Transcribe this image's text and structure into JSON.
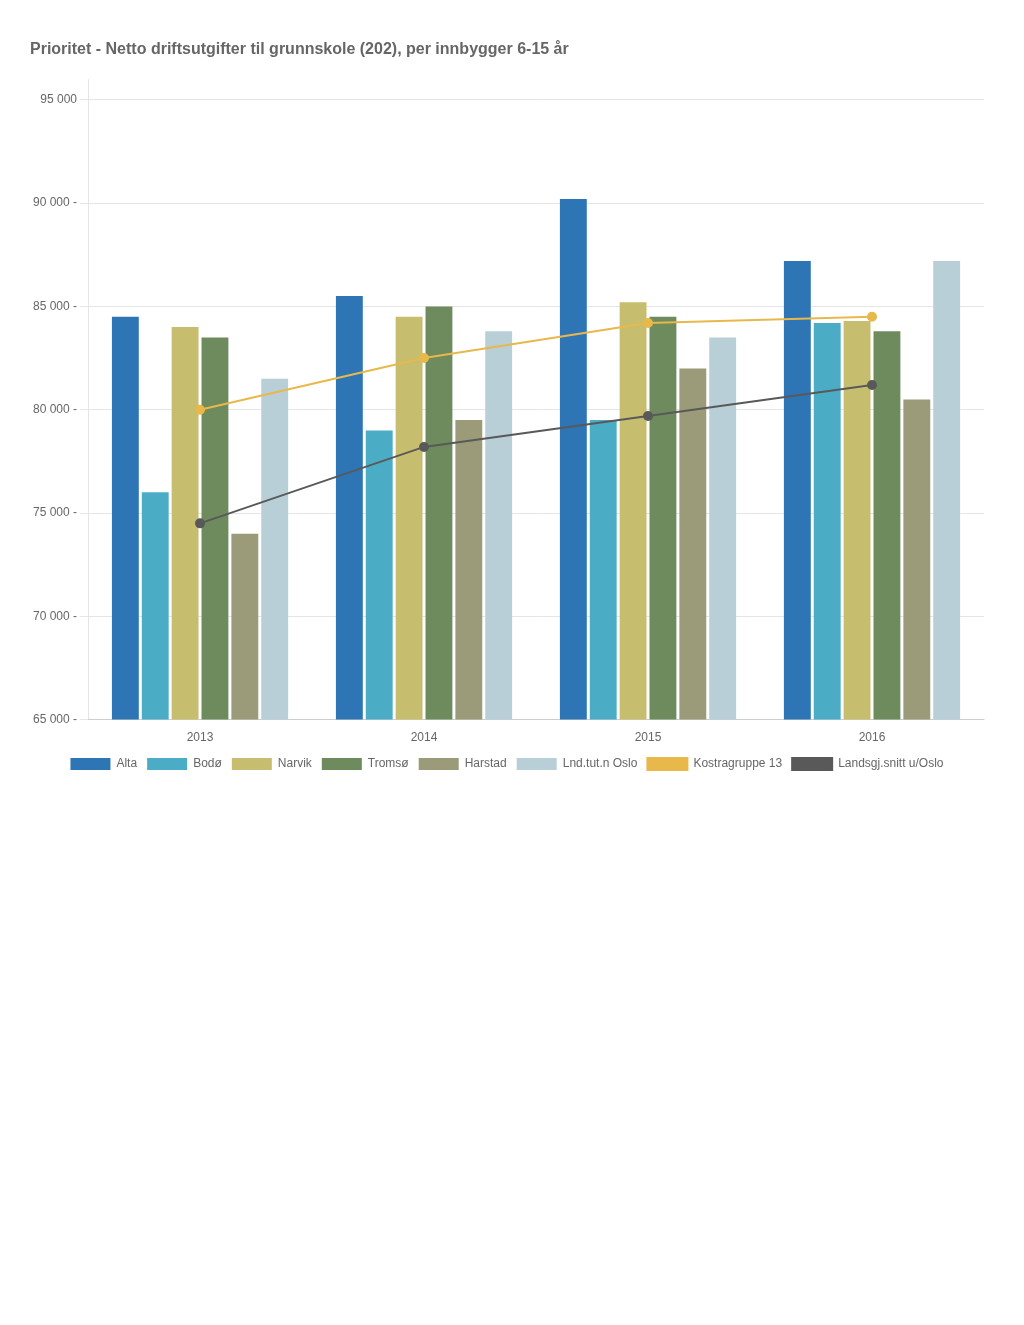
{
  "chart_data": {
    "type": "bar",
    "title": "Prioritet - Netto driftsutgifter til grunnskole (202), per innbygger 6-15 år",
    "categories": [
      "2013",
      "2014",
      "2015",
      "2016"
    ],
    "series": [
      {
        "name": "Alta",
        "type": "bar",
        "color": "#2E75B6",
        "values": [
          84500,
          85500,
          90200,
          87200
        ]
      },
      {
        "name": "Bodø",
        "type": "bar",
        "color": "#4BACC6",
        "values": [
          76000,
          79000,
          79500,
          84200
        ]
      },
      {
        "name": "Narvik",
        "type": "bar",
        "color": "#C6BE6E",
        "values": [
          84000,
          84500,
          85200,
          84300
        ]
      },
      {
        "name": "Tromsø",
        "type": "bar",
        "color": "#6E8B5E",
        "values": [
          83500,
          85000,
          84500,
          83800
        ]
      },
      {
        "name": "Harstad",
        "type": "bar",
        "color": "#9B9B7A",
        "values": [
          74000,
          79500,
          82000,
          80500
        ]
      },
      {
        "name": "Lnd.tut.n Oslo",
        "type": "bar",
        "color": "#B8CFD8",
        "values": [
          81500,
          83800,
          83500,
          87200
        ]
      },
      {
        "name": "Kostragruppe 13",
        "type": "line",
        "color": "#E8B84B",
        "marker": "circle",
        "values": [
          80000,
          82500,
          84200,
          84500
        ]
      },
      {
        "name": "Landsgj.snitt u/Oslo",
        "type": "line",
        "color": "#595959",
        "marker": "circle",
        "values": [
          74500,
          78200,
          79700,
          81200
        ]
      }
    ],
    "ylim": [
      65000,
      96000
    ],
    "yticks": [
      {
        "value": 65000,
        "label": "65 000 -"
      },
      {
        "value": 70000,
        "label": "70 000 -"
      },
      {
        "value": 75000,
        "label": "75 000 -"
      },
      {
        "value": 80000,
        "label": "80 000 -"
      },
      {
        "value": 85000,
        "label": "85 000 -"
      },
      {
        "value": 90000,
        "label": "90 000 -"
      },
      {
        "value": 95000,
        "label": "95 000"
      }
    ],
    "grid": true,
    "legend": "bottom"
  }
}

--

WORK TO COMPLETE
Every line of the data above should be quoted exactly. Omit the pictures.

RESULT OF THE TASK
Transcribe this image's text and structure into JSON.
{
  "chart_data": {
    "type": "bar",
    "title": "Prioritet - Netto driftsutgifter til grunnskole (202), per innbygger 6-15 år",
    "categories": [
      "2013",
      "2014",
      "2015",
      "2016"
    ],
    "series": [
      {
        "name": "Alta",
        "type": "bar",
        "color": "#2E75B6",
        "values": [
          84500,
          85500,
          90200,
          87200
        ]
      },
      {
        "name": "Bodø",
        "type": "bar",
        "color": "#4BACC6",
        "values": [
          76000,
          79000,
          79500,
          84200
        ]
      },
      {
        "name": "Narvik",
        "type": "bar",
        "color": "#C6BE6E",
        "values": [
          84000,
          84500,
          85200,
          84300
        ]
      },
      {
        "name": "Tromsø",
        "type": "bar",
        "color": "#6E8B5E",
        "values": [
          83500,
          85000,
          84500,
          83800
        ]
      },
      {
        "name": "Harstad",
        "type": "bar",
        "color": "#9B9B7A",
        "values": [
          74000,
          79500,
          82000,
          80500
        ]
      },
      {
        "name": "Lnd.tut.n Oslo",
        "type": "bar",
        "color": "#B8CFD8",
        "values": [
          81500,
          83800,
          83500,
          87200
        ]
      },
      {
        "name": "Kostragruppe 13",
        "type": "line",
        "color": "#E8B84B",
        "marker": "circle",
        "values": [
          80000,
          82500,
          84200,
          84500
        ]
      },
      {
        "name": "Landsgj.snitt u/Oslo",
        "type": "line",
        "color": "#595959",
        "marker": "circle",
        "values": [
          74500,
          78200,
          79700,
          81200
        ]
      }
    ],
    "ylim": [
      65000,
      96000
    ],
    "yticks": [
      {
        "value": 65000,
        "label": "65 000 -"
      },
      {
        "value": 70000,
        "label": "70 000 -"
      },
      {
        "value": 75000,
        "label": "75 000 -"
      },
      {
        "value": 80000,
        "label": "80 000 -"
      },
      {
        "value": 85000,
        "label": "85 000 -"
      },
      {
        "value": 90000,
        "label": "90 000 -"
      },
      {
        "value": 95000,
        "label": "95 000"
      }
    ],
    "grid": true,
    "legend": "bottom"
  }
}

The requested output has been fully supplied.